Retype each entry below, keeping every character the same.

### Dataset content
━━━━━━━━━━
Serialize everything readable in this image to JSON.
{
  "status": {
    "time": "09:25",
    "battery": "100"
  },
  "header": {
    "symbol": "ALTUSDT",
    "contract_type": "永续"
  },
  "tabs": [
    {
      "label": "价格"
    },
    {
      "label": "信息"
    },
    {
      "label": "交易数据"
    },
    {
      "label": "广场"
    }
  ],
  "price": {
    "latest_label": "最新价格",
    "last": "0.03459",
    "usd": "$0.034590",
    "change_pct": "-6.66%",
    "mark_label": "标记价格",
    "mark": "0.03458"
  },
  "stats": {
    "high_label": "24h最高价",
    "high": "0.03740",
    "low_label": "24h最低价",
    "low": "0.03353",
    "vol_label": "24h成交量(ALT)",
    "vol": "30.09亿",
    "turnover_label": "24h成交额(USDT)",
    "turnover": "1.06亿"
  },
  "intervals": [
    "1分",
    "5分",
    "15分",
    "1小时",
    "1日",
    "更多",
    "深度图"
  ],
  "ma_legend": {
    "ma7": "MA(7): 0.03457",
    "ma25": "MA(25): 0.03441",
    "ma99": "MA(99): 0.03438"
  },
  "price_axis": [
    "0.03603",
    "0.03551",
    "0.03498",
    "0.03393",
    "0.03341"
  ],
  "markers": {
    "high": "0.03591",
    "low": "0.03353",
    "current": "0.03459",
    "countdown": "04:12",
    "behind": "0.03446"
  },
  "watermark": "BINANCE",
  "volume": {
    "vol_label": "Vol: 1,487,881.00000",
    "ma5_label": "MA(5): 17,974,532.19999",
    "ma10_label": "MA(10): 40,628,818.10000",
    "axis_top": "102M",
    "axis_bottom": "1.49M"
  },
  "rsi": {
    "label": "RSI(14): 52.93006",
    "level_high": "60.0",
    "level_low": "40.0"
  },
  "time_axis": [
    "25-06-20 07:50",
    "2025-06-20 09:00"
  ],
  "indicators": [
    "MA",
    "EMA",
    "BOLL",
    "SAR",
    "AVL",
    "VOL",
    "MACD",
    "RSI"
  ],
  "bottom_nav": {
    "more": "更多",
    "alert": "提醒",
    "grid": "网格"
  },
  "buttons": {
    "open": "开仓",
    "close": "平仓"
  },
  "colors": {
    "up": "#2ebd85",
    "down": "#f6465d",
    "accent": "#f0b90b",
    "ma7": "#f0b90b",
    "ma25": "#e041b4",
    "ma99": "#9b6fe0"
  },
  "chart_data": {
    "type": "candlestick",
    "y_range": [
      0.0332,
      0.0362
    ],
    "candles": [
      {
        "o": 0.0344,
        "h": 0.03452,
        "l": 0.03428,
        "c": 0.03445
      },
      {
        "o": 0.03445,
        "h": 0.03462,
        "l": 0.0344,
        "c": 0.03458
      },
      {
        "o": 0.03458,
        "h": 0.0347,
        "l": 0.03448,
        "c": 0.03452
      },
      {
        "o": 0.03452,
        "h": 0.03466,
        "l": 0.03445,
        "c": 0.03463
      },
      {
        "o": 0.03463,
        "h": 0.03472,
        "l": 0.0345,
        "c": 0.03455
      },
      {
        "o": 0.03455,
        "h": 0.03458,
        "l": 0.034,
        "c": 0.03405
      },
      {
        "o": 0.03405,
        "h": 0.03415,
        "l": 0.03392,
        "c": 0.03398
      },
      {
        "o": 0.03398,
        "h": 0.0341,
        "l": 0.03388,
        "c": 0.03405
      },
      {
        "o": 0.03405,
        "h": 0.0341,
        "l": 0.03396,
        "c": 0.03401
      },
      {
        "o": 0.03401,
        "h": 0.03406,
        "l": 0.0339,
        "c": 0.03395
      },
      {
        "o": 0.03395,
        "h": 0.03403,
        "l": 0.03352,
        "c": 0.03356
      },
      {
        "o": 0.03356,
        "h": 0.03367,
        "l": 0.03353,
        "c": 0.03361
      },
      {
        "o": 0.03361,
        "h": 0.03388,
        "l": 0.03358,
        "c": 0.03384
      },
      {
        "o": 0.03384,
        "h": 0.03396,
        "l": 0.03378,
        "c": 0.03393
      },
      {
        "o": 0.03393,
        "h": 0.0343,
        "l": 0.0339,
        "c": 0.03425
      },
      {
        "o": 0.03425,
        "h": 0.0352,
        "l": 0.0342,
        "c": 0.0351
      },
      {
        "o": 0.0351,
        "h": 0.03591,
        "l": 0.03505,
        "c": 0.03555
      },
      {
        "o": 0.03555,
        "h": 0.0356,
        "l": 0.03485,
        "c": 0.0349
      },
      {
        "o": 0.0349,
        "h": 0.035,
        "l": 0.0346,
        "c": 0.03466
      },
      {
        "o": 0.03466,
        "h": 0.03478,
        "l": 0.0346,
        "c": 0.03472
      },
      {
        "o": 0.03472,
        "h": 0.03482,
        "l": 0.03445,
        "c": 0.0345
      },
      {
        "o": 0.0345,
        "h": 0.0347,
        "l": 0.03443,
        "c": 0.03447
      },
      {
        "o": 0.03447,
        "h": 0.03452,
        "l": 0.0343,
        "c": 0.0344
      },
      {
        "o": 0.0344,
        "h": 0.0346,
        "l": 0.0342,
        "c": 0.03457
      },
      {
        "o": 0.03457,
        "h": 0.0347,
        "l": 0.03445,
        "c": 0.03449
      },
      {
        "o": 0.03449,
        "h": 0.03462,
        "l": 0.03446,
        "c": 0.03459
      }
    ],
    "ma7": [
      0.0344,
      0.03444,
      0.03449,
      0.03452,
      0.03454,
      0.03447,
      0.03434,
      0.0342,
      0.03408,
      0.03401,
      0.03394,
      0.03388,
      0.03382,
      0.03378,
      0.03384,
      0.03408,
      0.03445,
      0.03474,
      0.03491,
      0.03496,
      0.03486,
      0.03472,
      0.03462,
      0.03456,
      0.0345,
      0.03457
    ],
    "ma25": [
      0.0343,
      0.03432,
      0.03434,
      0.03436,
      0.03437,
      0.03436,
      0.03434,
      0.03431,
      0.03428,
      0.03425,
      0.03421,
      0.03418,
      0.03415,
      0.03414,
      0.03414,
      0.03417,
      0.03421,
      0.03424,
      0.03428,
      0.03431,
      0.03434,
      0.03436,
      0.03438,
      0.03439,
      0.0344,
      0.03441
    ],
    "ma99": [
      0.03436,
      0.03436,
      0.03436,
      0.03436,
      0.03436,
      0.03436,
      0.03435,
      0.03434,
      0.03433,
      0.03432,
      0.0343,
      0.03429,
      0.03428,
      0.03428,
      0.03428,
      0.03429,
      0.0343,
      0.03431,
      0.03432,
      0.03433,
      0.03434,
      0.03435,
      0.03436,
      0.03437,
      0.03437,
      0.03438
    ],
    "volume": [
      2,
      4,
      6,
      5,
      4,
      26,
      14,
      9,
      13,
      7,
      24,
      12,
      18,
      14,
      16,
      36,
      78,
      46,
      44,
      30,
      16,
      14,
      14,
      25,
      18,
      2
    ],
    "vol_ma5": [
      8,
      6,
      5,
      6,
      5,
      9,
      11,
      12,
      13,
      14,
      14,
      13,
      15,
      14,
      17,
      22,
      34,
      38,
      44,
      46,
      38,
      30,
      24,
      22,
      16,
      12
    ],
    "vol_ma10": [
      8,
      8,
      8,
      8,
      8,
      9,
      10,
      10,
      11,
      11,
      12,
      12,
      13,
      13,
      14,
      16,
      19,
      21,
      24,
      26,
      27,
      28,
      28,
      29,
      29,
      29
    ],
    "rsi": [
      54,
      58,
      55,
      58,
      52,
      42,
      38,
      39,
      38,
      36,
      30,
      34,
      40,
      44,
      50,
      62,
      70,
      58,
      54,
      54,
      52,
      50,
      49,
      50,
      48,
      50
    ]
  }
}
━━━━━━━━━━
### Solution
Serialize everything readable in this image to JSON.
{
  "status": {
    "time": "09:25",
    "battery": "100"
  },
  "header": {
    "symbol": "ALTUSDT",
    "contract_type": "永续"
  },
  "tabs": [
    {
      "label": "价格"
    },
    {
      "label": "信息"
    },
    {
      "label": "交易数据"
    },
    {
      "label": "广场"
    }
  ],
  "price": {
    "latest_label": "最新价格",
    "last": "0.03459",
    "usd": "$0.034590",
    "change_pct": "-6.66%",
    "mark_label": "标记价格",
    "mark": "0.03458"
  },
  "stats": {
    "high_label": "24h最高价",
    "high": "0.03740",
    "low_label": "24h最低价",
    "low": "0.03353",
    "vol_label": "24h成交量(ALT)",
    "vol": "30.09亿",
    "turnover_label": "24h成交额(USDT)",
    "turnover": "1.06亿"
  },
  "intervals": [
    "1分",
    "5分",
    "15分",
    "1小时",
    "1日",
    "更多",
    "深度图"
  ],
  "ma_legend": {
    "ma7": "MA(7): 0.03457",
    "ma25": "MA(25): 0.03441",
    "ma99": "MA(99): 0.03438"
  },
  "price_axis": [
    "0.03603",
    "0.03551",
    "0.03498",
    "0.03393",
    "0.03341"
  ],
  "markers": {
    "high": "0.03591",
    "low": "0.03353",
    "current": "0.03459",
    "countdown": "04:12",
    "behind": "0.03446"
  },
  "watermark": "BINANCE",
  "volume": {
    "vol_label": "Vol: 1,487,881.00000",
    "ma5_label": "MA(5): 17,974,532.19999",
    "ma10_label": "MA(10): 40,628,818.10000",
    "axis_top": "102M",
    "axis_bottom": "1.49M"
  },
  "rsi": {
    "label": "RSI(14): 52.93006",
    "level_high": "60.0",
    "level_low": "40.0"
  },
  "time_axis": [
    "25-06-20 07:50",
    "2025-06-20 09:00"
  ],
  "indicators": [
    "MA",
    "EMA",
    "BOLL",
    "SAR",
    "AVL",
    "VOL",
    "MACD",
    "RSI"
  ],
  "bottom_nav": {
    "more": "更多",
    "alert": "提醒",
    "grid": "网格"
  },
  "buttons": {
    "open": "开仓",
    "close": "平仓"
  },
  "colors": {
    "up": "#2ebd85",
    "down": "#f6465d",
    "accent": "#f0b90b",
    "ma7": "#f0b90b",
    "ma25": "#e041b4",
    "ma99": "#9b6fe0"
  },
  "chart_data": {
    "type": "candlestick",
    "y_range": [
      0.0332,
      0.0362
    ],
    "candles": [
      {
        "o": 0.0344,
        "h": 0.03452,
        "l": 0.03428,
        "c": 0.03445
      },
      {
        "o": 0.03445,
        "h": 0.03462,
        "l": 0.0344,
        "c": 0.03458
      },
      {
        "o": 0.03458,
        "h": 0.0347,
        "l": 0.03448,
        "c": 0.03452
      },
      {
        "o": 0.03452,
        "h": 0.03466,
        "l": 0.03445,
        "c": 0.03463
      },
      {
        "o": 0.03463,
        "h": 0.03472,
        "l": 0.0345,
        "c": 0.03455
      },
      {
        "o": 0.03455,
        "h": 0.03458,
        "l": 0.034,
        "c": 0.03405
      },
      {
        "o": 0.03405,
        "h": 0.03415,
        "l": 0.03392,
        "c": 0.03398
      },
      {
        "o": 0.03398,
        "h": 0.0341,
        "l": 0.03388,
        "c": 0.03405
      },
      {
        "o": 0.03405,
        "h": 0.0341,
        "l": 0.03396,
        "c": 0.03401
      },
      {
        "o": 0.03401,
        "h": 0.03406,
        "l": 0.0339,
        "c": 0.03395
      },
      {
        "o": 0.03395,
        "h": 0.03403,
        "l": 0.03352,
        "c": 0.03356
      },
      {
        "o": 0.03356,
        "h": 0.03367,
        "l": 0.03353,
        "c": 0.03361
      },
      {
        "o": 0.03361,
        "h": 0.03388,
        "l": 0.03358,
        "c": 0.03384
      },
      {
        "o": 0.03384,
        "h": 0.03396,
        "l": 0.03378,
        "c": 0.03393
      },
      {
        "o": 0.03393,
        "h": 0.0343,
        "l": 0.0339,
        "c": 0.03425
      },
      {
        "o": 0.03425,
        "h": 0.0352,
        "l": 0.0342,
        "c": 0.0351
      },
      {
        "o": 0.0351,
        "h": 0.03591,
        "l": 0.03505,
        "c": 0.03555
      },
      {
        "o": 0.03555,
        "h": 0.0356,
        "l": 0.03485,
        "c": 0.0349
      },
      {
        "o": 0.0349,
        "h": 0.035,
        "l": 0.0346,
        "c": 0.03466
      },
      {
        "o": 0.03466,
        "h": 0.03478,
        "l": 0.0346,
        "c": 0.03472
      },
      {
        "o": 0.03472,
        "h": 0.03482,
        "l": 0.03445,
        "c": 0.0345
      },
      {
        "o": 0.0345,
        "h": 0.0347,
        "l": 0.03443,
        "c": 0.03447
      },
      {
        "o": 0.03447,
        "h": 0.03452,
        "l": 0.0343,
        "c": 0.0344
      },
      {
        "o": 0.0344,
        "h": 0.0346,
        "l": 0.0342,
        "c": 0.03457
      },
      {
        "o": 0.03457,
        "h": 0.0347,
        "l": 0.03445,
        "c": 0.03449
      },
      {
        "o": 0.03449,
        "h": 0.03462,
        "l": 0.03446,
        "c": 0.03459
      }
    ],
    "ma7": [
      0.0344,
      0.03444,
      0.03449,
      0.03452,
      0.03454,
      0.03447,
      0.03434,
      0.0342,
      0.03408,
      0.03401,
      0.03394,
      0.03388,
      0.03382,
      0.03378,
      0.03384,
      0.03408,
      0.03445,
      0.03474,
      0.03491,
      0.03496,
      0.03486,
      0.03472,
      0.03462,
      0.03456,
      0.0345,
      0.03457
    ],
    "ma25": [
      0.0343,
      0.03432,
      0.03434,
      0.03436,
      0.03437,
      0.03436,
      0.03434,
      0.03431,
      0.03428,
      0.03425,
      0.03421,
      0.03418,
      0.03415,
      0.03414,
      0.03414,
      0.03417,
      0.03421,
      0.03424,
      0.03428,
      0.03431,
      0.03434,
      0.03436,
      0.03438,
      0.03439,
      0.0344,
      0.03441
    ],
    "ma99": [
      0.03436,
      0.03436,
      0.03436,
      0.03436,
      0.03436,
      0.03436,
      0.03435,
      0.03434,
      0.03433,
      0.03432,
      0.0343,
      0.03429,
      0.03428,
      0.03428,
      0.03428,
      0.03429,
      0.0343,
      0.03431,
      0.03432,
      0.03433,
      0.03434,
      0.03435,
      0.03436,
      0.03437,
      0.03437,
      0.03438
    ],
    "volume": [
      2,
      4,
      6,
      5,
      4,
      26,
      14,
      9,
      13,
      7,
      24,
      12,
      18,
      14,
      16,
      36,
      78,
      46,
      44,
      30,
      16,
      14,
      14,
      25,
      18,
      2
    ],
    "vol_ma5": [
      8,
      6,
      5,
      6,
      5,
      9,
      11,
      12,
      13,
      14,
      14,
      13,
      15,
      14,
      17,
      22,
      34,
      38,
      44,
      46,
      38,
      30,
      24,
      22,
      16,
      12
    ],
    "vol_ma10": [
      8,
      8,
      8,
      8,
      8,
      9,
      10,
      10,
      11,
      11,
      12,
      12,
      13,
      13,
      14,
      16,
      19,
      21,
      24,
      26,
      27,
      28,
      28,
      29,
      29,
      29
    ],
    "rsi": [
      54,
      58,
      55,
      58,
      52,
      42,
      38,
      39,
      38,
      36,
      30,
      34,
      40,
      44,
      50,
      62,
      70,
      58,
      54,
      54,
      52,
      50,
      49,
      50,
      48,
      50
    ]
  }
}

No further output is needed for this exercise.